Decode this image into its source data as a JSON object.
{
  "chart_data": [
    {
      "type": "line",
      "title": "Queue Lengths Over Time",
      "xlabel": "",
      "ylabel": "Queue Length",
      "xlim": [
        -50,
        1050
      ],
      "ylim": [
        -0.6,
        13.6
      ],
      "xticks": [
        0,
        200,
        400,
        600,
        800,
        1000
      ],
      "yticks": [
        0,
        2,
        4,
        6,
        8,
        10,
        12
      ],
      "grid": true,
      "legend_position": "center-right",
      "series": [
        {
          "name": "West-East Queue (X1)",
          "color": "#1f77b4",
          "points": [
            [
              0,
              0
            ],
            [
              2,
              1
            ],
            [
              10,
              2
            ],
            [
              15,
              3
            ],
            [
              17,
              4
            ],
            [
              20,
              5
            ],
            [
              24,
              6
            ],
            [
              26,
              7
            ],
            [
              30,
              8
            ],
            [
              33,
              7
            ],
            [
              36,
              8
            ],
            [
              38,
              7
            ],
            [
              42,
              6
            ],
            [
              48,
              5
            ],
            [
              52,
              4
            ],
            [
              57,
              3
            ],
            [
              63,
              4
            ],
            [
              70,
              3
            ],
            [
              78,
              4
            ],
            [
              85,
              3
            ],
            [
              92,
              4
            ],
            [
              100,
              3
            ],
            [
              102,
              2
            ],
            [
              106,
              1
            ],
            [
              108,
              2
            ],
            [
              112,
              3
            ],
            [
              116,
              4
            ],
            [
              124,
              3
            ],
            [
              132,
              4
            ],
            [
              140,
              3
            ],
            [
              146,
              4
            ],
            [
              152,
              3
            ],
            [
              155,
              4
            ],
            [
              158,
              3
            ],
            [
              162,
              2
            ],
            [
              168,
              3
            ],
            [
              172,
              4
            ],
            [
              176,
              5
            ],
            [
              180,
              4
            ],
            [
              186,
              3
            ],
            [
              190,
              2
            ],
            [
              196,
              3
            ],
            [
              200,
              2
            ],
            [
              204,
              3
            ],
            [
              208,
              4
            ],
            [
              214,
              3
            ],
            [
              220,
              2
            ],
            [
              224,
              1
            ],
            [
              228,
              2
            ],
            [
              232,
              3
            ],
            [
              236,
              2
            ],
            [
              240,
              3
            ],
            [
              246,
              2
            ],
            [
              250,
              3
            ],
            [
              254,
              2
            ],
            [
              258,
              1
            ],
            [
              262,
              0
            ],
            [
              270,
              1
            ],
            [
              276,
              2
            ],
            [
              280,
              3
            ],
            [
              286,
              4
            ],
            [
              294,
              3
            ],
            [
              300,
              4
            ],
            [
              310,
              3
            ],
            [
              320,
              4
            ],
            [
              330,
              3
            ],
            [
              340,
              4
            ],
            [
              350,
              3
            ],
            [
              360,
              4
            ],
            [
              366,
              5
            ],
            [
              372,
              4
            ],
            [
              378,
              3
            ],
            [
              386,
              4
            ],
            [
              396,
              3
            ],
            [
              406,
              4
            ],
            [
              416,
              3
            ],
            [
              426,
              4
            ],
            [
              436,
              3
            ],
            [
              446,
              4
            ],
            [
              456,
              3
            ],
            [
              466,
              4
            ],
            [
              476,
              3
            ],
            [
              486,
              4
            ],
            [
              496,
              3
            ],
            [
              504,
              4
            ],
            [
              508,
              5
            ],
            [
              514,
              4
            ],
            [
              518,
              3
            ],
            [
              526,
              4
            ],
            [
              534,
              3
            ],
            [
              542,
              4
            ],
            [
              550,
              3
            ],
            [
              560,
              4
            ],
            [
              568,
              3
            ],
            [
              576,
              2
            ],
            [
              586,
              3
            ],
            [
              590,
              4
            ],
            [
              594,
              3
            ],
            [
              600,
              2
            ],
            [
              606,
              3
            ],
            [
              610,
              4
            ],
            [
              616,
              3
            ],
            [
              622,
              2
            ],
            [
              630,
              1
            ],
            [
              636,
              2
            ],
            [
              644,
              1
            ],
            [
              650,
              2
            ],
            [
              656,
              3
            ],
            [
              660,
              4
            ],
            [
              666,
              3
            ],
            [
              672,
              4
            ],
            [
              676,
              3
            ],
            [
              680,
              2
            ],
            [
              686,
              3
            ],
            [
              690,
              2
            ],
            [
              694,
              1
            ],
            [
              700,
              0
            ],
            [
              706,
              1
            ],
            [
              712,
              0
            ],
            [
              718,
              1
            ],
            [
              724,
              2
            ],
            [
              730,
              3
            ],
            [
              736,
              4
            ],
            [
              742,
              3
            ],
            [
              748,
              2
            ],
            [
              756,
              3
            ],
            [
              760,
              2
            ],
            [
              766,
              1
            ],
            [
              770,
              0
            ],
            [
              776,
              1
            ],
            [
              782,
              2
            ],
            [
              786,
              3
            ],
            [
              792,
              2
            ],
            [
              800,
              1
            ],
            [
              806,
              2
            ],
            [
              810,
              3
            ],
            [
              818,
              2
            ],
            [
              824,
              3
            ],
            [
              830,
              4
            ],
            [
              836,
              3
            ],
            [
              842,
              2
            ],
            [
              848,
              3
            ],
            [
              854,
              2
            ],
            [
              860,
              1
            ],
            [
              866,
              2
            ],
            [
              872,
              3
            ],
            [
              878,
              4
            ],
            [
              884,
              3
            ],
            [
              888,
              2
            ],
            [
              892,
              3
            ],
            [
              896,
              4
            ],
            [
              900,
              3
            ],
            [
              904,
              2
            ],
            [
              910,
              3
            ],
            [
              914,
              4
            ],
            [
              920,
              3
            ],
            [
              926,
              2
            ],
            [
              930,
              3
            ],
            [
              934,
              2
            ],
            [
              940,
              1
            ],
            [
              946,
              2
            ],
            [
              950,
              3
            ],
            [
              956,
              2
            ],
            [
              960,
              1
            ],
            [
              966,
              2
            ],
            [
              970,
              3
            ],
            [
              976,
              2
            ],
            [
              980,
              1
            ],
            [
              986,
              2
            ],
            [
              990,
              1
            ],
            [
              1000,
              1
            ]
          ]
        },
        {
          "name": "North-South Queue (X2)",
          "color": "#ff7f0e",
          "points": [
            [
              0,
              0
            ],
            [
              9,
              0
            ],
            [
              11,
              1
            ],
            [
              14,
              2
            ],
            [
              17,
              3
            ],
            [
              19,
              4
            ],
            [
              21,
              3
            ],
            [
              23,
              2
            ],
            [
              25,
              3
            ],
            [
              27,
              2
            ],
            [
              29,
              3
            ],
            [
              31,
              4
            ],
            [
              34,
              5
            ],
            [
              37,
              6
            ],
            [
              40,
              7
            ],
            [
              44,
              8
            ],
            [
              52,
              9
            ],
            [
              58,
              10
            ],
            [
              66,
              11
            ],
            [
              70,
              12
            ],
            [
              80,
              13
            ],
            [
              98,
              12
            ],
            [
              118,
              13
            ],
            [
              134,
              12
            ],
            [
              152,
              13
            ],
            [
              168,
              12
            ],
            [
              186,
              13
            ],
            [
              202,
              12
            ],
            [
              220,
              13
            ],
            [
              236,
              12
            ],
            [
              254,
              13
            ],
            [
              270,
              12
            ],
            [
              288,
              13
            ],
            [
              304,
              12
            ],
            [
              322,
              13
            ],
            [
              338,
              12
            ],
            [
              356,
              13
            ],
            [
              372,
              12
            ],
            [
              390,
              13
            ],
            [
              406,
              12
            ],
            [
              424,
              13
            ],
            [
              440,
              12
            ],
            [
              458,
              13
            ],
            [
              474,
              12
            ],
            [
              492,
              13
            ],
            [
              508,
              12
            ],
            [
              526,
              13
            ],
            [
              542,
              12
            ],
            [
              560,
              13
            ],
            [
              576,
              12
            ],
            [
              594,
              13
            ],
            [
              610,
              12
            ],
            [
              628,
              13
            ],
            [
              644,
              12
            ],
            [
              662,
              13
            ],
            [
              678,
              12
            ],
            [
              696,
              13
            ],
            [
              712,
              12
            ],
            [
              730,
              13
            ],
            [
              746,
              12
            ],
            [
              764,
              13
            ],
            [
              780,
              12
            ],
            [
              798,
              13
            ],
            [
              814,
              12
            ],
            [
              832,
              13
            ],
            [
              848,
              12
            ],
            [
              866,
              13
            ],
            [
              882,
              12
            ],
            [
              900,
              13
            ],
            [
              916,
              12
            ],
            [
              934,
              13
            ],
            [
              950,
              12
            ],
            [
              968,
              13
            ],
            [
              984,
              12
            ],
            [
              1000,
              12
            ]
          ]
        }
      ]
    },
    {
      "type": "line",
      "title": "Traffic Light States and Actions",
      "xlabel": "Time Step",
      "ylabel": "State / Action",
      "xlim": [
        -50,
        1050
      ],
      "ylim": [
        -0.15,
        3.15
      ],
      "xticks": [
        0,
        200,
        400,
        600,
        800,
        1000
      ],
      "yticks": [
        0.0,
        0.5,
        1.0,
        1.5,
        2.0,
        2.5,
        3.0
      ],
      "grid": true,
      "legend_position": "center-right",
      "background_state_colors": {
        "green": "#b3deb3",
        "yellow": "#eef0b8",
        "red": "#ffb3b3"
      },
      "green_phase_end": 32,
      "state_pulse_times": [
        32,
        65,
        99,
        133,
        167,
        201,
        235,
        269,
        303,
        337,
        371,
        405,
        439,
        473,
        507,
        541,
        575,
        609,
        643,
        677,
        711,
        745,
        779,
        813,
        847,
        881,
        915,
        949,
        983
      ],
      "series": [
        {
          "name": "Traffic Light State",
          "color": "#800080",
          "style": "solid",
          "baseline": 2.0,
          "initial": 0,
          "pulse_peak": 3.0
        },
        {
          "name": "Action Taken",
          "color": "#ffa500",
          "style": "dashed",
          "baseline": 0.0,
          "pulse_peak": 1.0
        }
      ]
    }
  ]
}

^^^^^^^^

## WHAT THE EXERCISE ASKS
Pull every line containing the word "Queue" out of the material and copy it.

## ANSWER TO THE TASK
      "title": "Queue Lengths Over Time",
      "ylabel": "Queue Length",
          "name": "West-East Queue (X1)",
          "name": "North-South Queue (X2)",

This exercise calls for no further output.